---- Data supplied

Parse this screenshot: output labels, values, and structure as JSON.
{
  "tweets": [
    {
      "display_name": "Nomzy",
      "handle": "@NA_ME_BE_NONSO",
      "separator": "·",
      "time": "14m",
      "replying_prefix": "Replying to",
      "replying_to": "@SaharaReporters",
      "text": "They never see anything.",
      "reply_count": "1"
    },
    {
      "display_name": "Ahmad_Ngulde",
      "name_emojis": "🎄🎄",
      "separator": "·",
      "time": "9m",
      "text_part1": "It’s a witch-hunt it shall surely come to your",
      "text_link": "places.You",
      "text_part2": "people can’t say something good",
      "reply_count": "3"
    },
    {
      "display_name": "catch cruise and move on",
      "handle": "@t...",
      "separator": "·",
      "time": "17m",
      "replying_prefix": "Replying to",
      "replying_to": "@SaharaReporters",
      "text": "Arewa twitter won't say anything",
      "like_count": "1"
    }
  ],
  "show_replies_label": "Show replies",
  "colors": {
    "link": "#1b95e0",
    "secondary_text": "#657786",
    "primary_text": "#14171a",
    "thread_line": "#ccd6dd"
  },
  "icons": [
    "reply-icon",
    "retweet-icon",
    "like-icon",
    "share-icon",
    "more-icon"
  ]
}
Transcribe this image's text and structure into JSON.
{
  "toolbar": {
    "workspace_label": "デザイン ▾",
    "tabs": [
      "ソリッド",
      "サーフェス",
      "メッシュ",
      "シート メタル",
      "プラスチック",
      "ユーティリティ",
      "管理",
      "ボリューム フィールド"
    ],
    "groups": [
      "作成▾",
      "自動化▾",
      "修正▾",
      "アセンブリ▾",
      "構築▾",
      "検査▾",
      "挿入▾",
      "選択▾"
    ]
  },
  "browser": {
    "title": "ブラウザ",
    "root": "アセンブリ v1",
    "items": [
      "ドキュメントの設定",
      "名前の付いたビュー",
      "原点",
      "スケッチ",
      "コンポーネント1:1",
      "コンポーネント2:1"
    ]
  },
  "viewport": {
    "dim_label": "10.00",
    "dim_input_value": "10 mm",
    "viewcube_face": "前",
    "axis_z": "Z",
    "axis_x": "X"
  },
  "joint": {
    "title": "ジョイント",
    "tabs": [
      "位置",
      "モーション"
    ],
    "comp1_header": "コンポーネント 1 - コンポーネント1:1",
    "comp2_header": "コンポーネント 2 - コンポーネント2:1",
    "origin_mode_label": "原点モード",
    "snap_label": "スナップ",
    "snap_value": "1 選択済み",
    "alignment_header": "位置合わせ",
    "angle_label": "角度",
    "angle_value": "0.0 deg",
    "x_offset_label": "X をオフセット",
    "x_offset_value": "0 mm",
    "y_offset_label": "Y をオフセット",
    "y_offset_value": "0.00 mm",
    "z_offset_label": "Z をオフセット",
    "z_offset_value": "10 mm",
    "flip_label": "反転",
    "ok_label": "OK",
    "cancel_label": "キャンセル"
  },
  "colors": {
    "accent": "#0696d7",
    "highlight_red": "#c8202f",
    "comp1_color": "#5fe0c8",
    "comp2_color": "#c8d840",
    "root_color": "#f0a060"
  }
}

--------

• [Short problem] In the listing above, find the line containing "Transcribe this image's", then reproduce it and each line after it through the end, exactly and with nothing added.

• [Answer to this problem]
Transcribe this image's text and structure into JSON.
{
  "toolbar": {
    "workspace_label": "デザイン ▾",
    "tabs": [
      "ソリッド",
      "サーフェス",
      "メッシュ",
      "シート メタル",
      "プラスチック",
      "ユーティリティ",
      "管理",
      "ボリューム フィールド"
    ],
    "groups": [
      "作成▾",
      "自動化▾",
      "修正▾",
      "アセンブリ▾",
      "構築▾",
      "検査▾",
      "挿入▾",
      "選択▾"
    ]
  },
  "browser": {
    "title": "ブラウザ",
    "root": "アセンブリ v1",
    "items": [
      "ドキュメントの設定",
      "名前の付いたビュー",
      "原点",
      "スケッチ",
      "コンポーネント1:1",
      "コンポーネント2:1"
    ]
  },
  "viewport": {
    "dim_label": "10.00",
    "dim_input_value": "10 mm",
    "viewcube_face": "前",
    "axis_z": "Z",
    "axis_x": "X"
  },
  "joint": {
    "title": "ジョイント",
    "tabs": [
      "位置",
      "モーション"
    ],
    "comp1_header": "コンポーネント 1 - コンポーネント1:1",
    "comp2_header": "コンポーネント 2 - コンポーネント2:1",
    "origin_mode_label": "原点モード",
    "snap_label": "スナップ",
    "snap_value": "1 選択済み",
    "alignment_header": "位置合わせ",
    "angle_label": "角度",
    "angle_value": "0.0 deg",
    "x_offset_label": "X をオフセット",
    "x_offset_value": "0 mm",
    "y_offset_label": "Y をオフセット",
    "y_offset_value": "0.00 mm",
    "z_offset_label": "Z をオフセット",
    "z_offset_value": "10 mm",
    "flip_label": "反転",
    "ok_label": "OK",
    "cancel_label": "キャンセル"
  },
  "colors": {
    "accent": "#0696d7",
    "highlight_red": "#c8202f",
    "comp1_color": "#5fe0c8",
    "comp2_color": "#c8d840",
    "root_color": "#f0a060"
  }
}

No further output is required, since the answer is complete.